▶ _WORK INSTRUCTIONS_: Wherever a line in the data below holds "subtitle", copy that line.

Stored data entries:
══════════
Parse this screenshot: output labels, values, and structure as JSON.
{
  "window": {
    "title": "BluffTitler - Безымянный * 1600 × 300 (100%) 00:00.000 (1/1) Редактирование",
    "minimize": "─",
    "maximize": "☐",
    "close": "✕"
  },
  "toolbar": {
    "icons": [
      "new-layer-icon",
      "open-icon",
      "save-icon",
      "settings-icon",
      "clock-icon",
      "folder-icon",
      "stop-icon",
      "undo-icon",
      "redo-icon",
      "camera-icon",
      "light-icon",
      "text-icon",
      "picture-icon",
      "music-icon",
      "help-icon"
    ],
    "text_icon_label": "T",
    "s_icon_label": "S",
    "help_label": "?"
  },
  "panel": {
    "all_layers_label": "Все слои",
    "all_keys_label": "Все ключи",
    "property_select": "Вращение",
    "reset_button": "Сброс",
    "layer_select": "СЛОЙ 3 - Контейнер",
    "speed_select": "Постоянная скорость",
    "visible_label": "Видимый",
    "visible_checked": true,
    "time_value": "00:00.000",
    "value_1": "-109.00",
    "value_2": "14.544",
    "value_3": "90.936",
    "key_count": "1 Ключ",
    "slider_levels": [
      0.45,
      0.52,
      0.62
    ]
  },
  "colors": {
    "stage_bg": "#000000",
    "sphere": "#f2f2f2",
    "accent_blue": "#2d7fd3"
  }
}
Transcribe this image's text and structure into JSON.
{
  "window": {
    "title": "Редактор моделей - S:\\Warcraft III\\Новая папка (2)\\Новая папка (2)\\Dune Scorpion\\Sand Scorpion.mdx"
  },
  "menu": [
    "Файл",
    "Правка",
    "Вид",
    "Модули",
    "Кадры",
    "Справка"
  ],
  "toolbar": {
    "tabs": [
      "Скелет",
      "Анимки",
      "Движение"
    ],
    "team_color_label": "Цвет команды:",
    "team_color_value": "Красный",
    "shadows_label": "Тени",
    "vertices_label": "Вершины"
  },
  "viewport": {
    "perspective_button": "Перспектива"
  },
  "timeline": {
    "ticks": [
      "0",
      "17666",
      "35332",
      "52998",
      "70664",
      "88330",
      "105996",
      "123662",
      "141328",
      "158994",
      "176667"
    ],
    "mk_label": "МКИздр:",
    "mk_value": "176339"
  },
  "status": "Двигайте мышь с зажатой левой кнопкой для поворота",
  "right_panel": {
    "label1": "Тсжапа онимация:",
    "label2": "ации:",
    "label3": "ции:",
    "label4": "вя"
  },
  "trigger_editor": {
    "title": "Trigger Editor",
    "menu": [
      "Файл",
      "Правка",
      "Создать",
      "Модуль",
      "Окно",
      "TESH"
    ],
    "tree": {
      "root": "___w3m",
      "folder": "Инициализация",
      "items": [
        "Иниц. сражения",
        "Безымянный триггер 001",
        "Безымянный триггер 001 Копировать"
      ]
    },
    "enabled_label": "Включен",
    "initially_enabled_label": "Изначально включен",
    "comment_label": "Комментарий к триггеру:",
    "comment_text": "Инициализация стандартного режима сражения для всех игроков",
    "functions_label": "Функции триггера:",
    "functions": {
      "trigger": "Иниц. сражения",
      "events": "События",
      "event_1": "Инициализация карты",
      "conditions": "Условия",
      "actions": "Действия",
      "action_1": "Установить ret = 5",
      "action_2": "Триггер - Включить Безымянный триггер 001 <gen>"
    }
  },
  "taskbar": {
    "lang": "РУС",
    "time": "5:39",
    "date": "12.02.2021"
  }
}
══════════
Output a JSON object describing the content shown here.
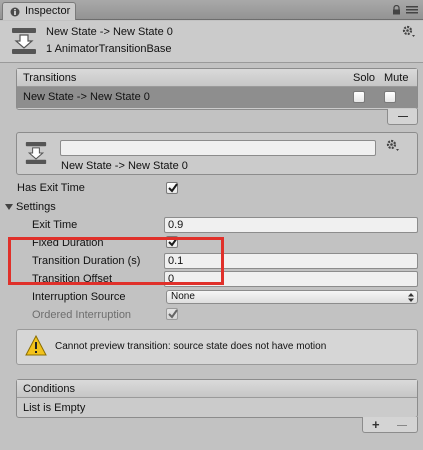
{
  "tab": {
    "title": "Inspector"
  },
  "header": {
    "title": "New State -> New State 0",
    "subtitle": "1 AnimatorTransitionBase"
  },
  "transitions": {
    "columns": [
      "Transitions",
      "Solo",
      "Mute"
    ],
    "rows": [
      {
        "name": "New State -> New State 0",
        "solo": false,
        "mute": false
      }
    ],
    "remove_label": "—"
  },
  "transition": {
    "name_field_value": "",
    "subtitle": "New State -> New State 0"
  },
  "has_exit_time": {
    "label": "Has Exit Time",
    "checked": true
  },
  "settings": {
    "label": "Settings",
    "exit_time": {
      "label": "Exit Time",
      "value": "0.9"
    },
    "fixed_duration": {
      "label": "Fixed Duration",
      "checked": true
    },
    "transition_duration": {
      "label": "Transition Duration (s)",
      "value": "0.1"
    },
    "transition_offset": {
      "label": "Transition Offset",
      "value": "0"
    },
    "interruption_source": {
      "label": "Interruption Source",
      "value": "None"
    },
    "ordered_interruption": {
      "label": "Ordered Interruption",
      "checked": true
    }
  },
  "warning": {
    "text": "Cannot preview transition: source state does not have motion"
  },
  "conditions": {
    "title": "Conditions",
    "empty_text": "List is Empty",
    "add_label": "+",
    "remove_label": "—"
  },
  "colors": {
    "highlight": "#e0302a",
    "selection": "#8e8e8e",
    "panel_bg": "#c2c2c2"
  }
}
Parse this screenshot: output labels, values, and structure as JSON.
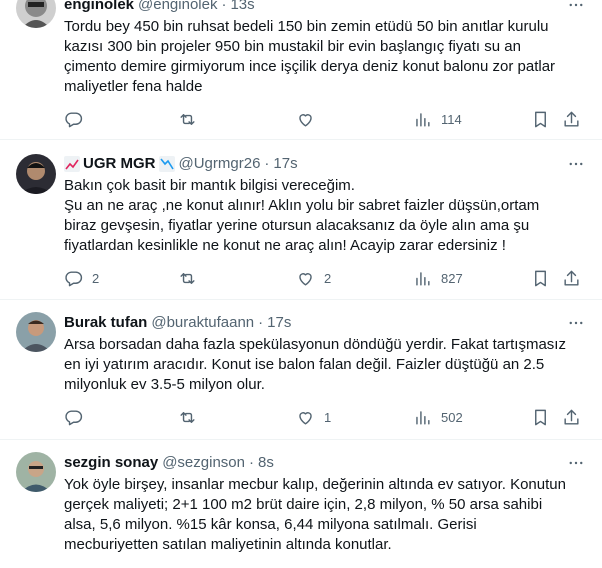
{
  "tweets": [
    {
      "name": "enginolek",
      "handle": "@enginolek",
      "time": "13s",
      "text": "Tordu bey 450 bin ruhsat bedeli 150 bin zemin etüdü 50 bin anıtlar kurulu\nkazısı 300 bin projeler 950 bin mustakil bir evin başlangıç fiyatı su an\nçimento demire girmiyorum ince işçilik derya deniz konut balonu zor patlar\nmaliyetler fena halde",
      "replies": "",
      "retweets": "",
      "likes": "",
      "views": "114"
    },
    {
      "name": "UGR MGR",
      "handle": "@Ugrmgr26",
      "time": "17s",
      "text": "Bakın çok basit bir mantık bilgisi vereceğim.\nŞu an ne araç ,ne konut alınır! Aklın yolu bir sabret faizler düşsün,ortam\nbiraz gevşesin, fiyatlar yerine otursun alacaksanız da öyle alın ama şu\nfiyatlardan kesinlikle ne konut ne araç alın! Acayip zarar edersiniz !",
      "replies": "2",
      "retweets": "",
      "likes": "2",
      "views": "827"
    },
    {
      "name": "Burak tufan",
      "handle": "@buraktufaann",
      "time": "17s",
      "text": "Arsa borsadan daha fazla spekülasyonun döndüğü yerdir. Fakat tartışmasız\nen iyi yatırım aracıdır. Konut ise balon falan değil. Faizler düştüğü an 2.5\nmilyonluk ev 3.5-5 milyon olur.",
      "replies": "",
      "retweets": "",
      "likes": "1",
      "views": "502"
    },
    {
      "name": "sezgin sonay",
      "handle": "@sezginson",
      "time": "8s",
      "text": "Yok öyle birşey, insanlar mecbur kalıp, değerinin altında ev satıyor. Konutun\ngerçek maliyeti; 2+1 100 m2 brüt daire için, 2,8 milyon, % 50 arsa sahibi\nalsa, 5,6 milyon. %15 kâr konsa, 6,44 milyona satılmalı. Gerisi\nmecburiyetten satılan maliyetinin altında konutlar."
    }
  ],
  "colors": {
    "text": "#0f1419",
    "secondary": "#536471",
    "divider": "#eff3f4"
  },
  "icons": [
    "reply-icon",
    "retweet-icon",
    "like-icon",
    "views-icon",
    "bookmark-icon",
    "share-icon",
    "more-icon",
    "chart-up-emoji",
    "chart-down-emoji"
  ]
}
══════════
▶ _EXERCISE RESULT_:
    "subtitle": "1 AnimatorTransitionBase"
    "subtitle": "New State -> New State 0"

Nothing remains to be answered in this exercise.